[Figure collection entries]
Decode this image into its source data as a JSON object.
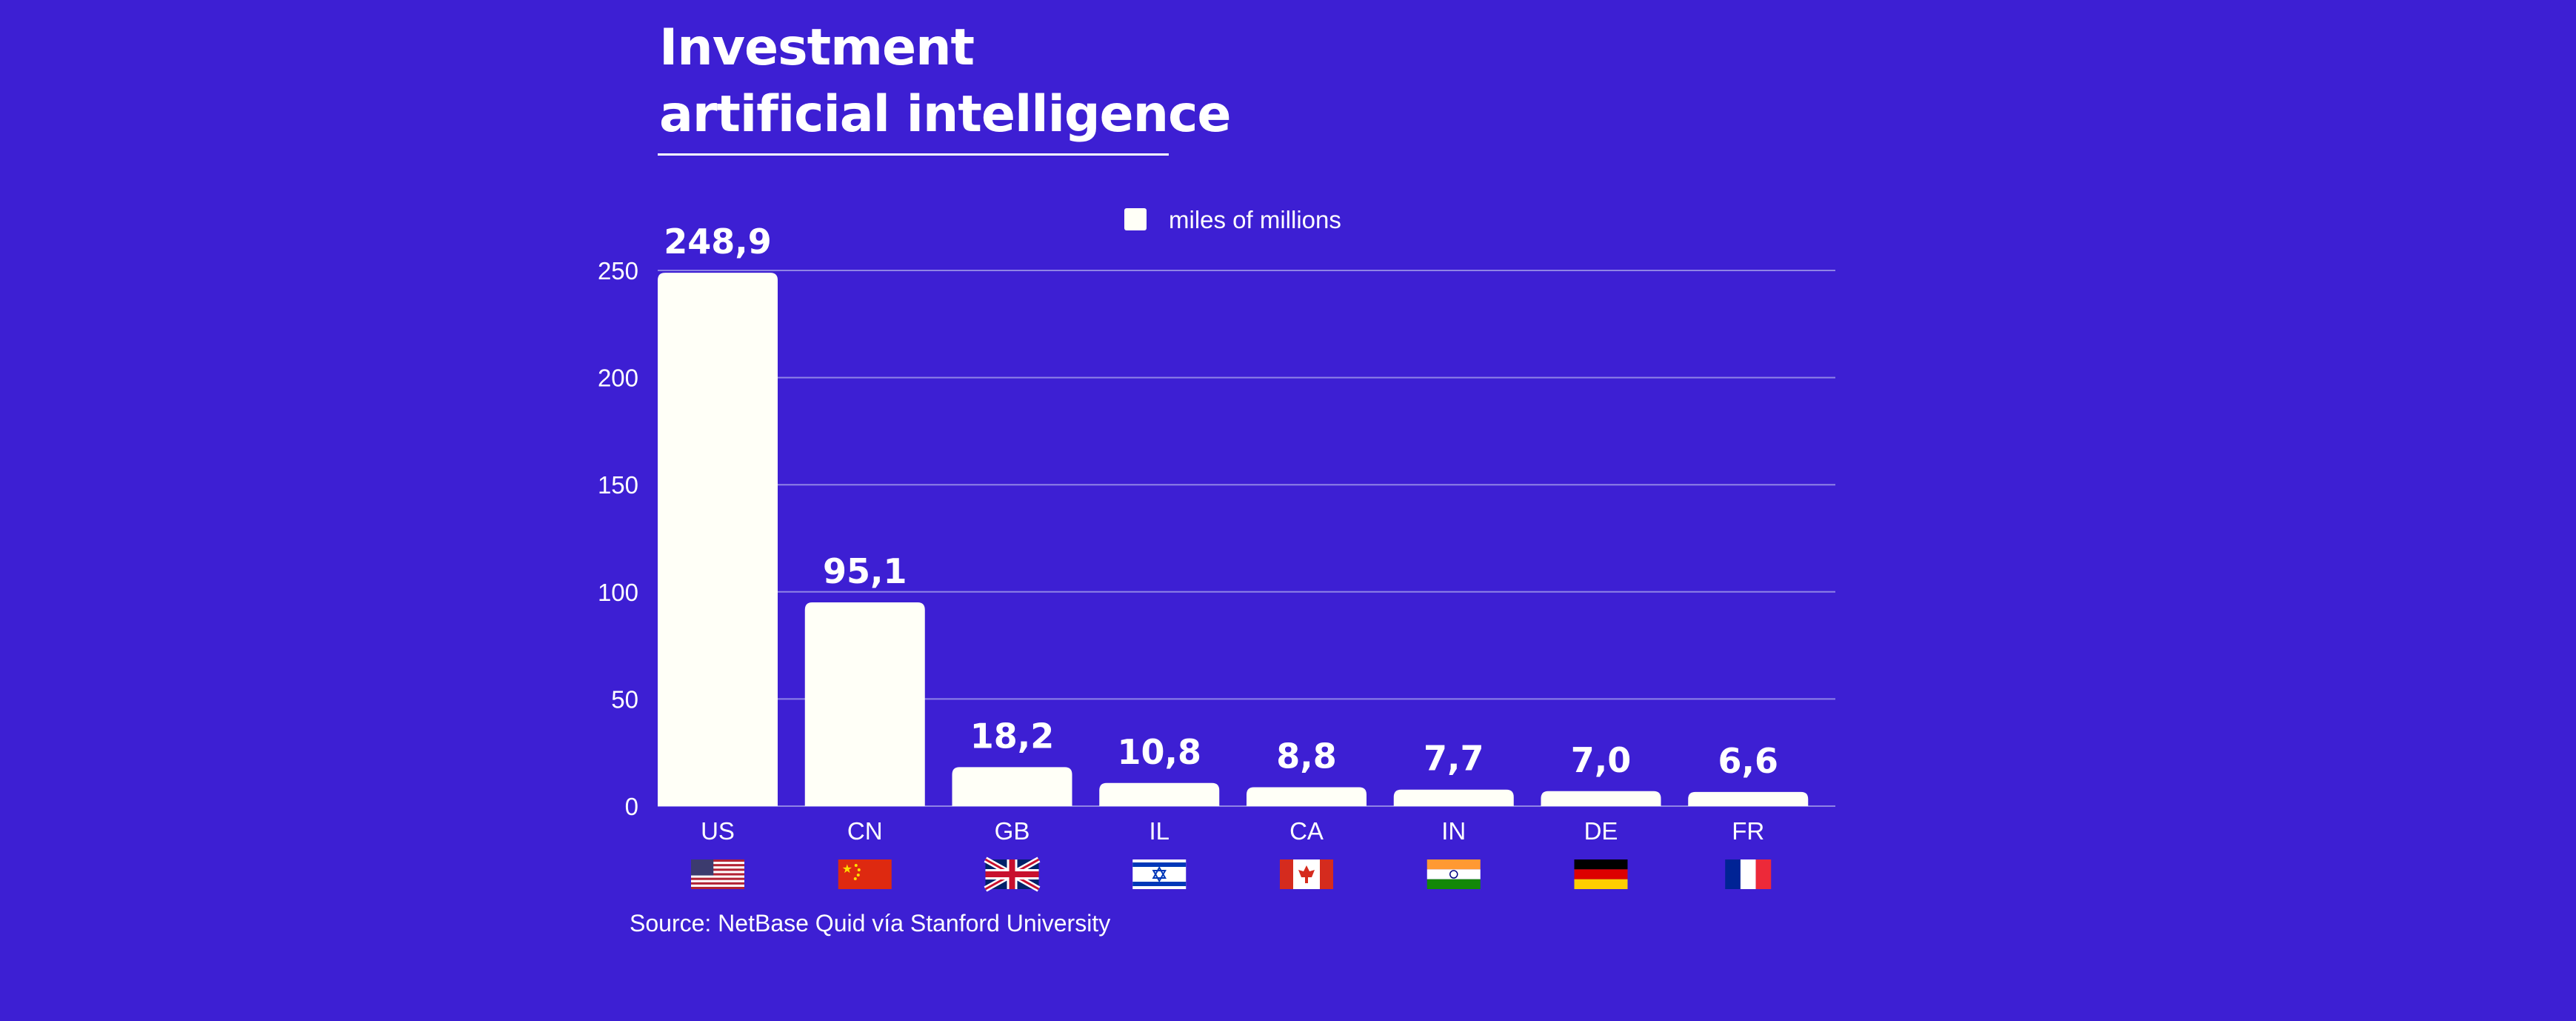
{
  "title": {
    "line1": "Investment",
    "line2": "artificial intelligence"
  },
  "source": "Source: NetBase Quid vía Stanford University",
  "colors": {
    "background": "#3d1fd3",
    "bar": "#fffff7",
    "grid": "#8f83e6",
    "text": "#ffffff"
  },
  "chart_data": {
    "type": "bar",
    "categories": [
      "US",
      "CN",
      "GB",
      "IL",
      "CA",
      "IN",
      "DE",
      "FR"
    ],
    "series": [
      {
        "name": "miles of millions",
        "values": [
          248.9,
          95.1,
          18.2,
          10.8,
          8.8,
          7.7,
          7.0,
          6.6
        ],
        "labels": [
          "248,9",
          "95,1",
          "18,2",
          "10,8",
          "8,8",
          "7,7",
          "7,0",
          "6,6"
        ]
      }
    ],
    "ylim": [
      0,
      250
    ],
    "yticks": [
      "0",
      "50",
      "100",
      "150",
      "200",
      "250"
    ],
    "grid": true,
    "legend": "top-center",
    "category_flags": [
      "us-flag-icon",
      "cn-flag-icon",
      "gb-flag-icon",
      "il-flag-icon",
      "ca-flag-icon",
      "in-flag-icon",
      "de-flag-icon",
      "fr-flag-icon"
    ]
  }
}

● Short problem
Tally the lines of the listing in which the word "icon" occurs, and state the total alone.

● Problem solution
8